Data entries
━━━━━━━━━━━━━━━━━━━━━━━━━━━━━━

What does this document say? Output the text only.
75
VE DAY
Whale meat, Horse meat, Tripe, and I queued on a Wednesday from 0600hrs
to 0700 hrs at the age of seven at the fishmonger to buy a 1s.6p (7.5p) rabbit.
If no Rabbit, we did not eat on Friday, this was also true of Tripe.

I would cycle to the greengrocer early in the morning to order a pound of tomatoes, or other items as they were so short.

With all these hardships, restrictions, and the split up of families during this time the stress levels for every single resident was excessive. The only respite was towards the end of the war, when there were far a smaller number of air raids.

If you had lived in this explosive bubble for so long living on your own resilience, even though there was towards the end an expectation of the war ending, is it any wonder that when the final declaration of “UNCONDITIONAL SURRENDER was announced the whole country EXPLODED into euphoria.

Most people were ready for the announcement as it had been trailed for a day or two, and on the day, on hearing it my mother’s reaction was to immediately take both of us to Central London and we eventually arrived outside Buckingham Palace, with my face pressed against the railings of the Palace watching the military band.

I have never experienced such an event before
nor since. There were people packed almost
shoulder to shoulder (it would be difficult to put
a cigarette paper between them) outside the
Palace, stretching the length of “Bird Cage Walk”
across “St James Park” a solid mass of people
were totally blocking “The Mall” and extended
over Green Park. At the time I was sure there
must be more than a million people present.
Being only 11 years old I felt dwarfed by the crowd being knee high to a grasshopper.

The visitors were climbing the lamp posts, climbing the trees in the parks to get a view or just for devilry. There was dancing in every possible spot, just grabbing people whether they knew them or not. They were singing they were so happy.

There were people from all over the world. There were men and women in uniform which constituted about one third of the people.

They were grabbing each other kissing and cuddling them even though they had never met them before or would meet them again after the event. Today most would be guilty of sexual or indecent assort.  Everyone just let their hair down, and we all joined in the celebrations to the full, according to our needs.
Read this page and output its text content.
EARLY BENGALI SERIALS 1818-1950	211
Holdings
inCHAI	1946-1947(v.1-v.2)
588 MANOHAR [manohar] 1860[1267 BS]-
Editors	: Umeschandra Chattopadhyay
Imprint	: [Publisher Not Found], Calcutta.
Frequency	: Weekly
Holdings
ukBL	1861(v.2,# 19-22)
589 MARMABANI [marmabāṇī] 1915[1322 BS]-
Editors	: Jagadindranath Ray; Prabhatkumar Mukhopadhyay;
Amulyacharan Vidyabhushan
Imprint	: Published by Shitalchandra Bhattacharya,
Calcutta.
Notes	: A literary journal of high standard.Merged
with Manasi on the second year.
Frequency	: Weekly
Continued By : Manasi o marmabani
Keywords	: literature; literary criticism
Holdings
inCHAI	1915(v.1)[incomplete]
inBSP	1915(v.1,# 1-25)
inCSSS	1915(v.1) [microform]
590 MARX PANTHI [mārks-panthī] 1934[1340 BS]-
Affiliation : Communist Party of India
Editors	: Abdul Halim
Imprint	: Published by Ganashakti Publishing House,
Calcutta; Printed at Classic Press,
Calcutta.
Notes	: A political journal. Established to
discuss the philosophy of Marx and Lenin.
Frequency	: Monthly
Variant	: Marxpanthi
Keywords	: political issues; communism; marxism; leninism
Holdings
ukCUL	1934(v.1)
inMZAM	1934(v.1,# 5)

━━━━━━━━━━━━━━━━━━━━━━━━━━━━━━

**JOB**
All the data must be duplicated exactly, with nothing added or removed.

**CORRECT RESPONSE**
What does this document say? Output the text only.
75
VE DAY
Whale meat, Horse meat, Tripe, and I queued on a Wednesday from 0600hrs
to 0700 hrs at the age of seven at the fishmonger to buy a 1s.6p (7.5p) rabbit.
If no Rabbit, we did not eat on Friday, this was also true of Tripe.

I would cycle to the greengrocer early in the morning to order a pound of tomatoes, or other items as they were so short.

With all these hardships, restrictions, and the split up of families during this time the stress levels for every single resident was excessive. The only respite was towards the end of the war, when there were far a smaller number of air raids.

If you had lived in this explosive bubble for so long living on your own resilience, even though there was towards the end an expectation of the war ending, is it any wonder that when the final declaration of “UNCONDITIONAL SURRENDER was announced the whole country EXPLODED into euphoria.

Most people were ready for the announcement as it had been trailed for a day or two, and on the day, on hearing it my mother’s reaction was to immediately take both of us to Central London and we eventually arrived outside Buckingham Palace, with my face pressed against the railings of the Palace watching the military band.

I have never experienced such an event before
nor since. There were people packed almost
shoulder to shoulder (it would be difficult to put
a cigarette paper between them) outside the
Palace, stretching the length of “Bird Cage Walk”
across “St James Park” a solid mass of people
were totally blocking “The Mall” and extended
over Green Park. At the time I was sure there
must be more than a million people present.
Being only 11 years old I felt dwarfed by the crowd being knee high to a grasshopper.

The visitors were climbing the lamp posts, climbing the trees in the parks to get a view or just for devilry. There was dancing in every possible spot, just grabbing people whether they knew them or not. They were singing they were so happy.

There were people from all over the world. There were men and women in uniform which constituted about one third of the people.

They were grabbing each other kissing and cuddling them even though they had never met them before or would meet them again after the event. Today most would be guilty of sexual or indecent assort.  Everyone just let their hair down, and we all joined in the celebrations to the full, according to our needs.
Read this page and output its text content.
EARLY BENGALI SERIALS 1818-1950	211
Holdings
inCHAI	1946-1947(v.1-v.2)
588 MANOHAR [manohar] 1860[1267 BS]-
Editors	: Umeschandra Chattopadhyay
Imprint	: [Publisher Not Found], Calcutta.
Frequency	: Weekly
Holdings
ukBL	1861(v.2,# 19-22)
589 MARMABANI [marmabāṇī] 1915[1322 BS]-
Editors	: Jagadindranath Ray; Prabhatkumar Mukhopadhyay;
Amulyacharan Vidyabhushan
Imprint	: Published by Shitalchandra Bhattacharya,
Calcutta.
Notes	: A literary journal of high standard.Merged
with Manasi on the second year.
Frequency	: Weekly
Continued By : Manasi o marmabani
Keywords	: literature; literary criticism
Holdings
inCHAI	1915(v.1)[incomplete]
inBSP	1915(v.1,# 1-25)
inCSSS	1915(v.1) [microform]
590 MARX PANTHI [mārks-panthī] 1934[1340 BS]-
Affiliation : Communist Party of India
Editors	: Abdul Halim
Imprint	: Published by Ganashakti Publishing House,
Calcutta; Printed at Classic Press,
Calcutta.
Notes	: A political journal. Established to
discuss the philosophy of Marx and Lenin.
Frequency	: Monthly
Variant	: Marxpanthi
Keywords	: political issues; communism; marxism; leninism
Holdings
ukCUL	1934(v.1)
inMZAM	1934(v.1,# 5)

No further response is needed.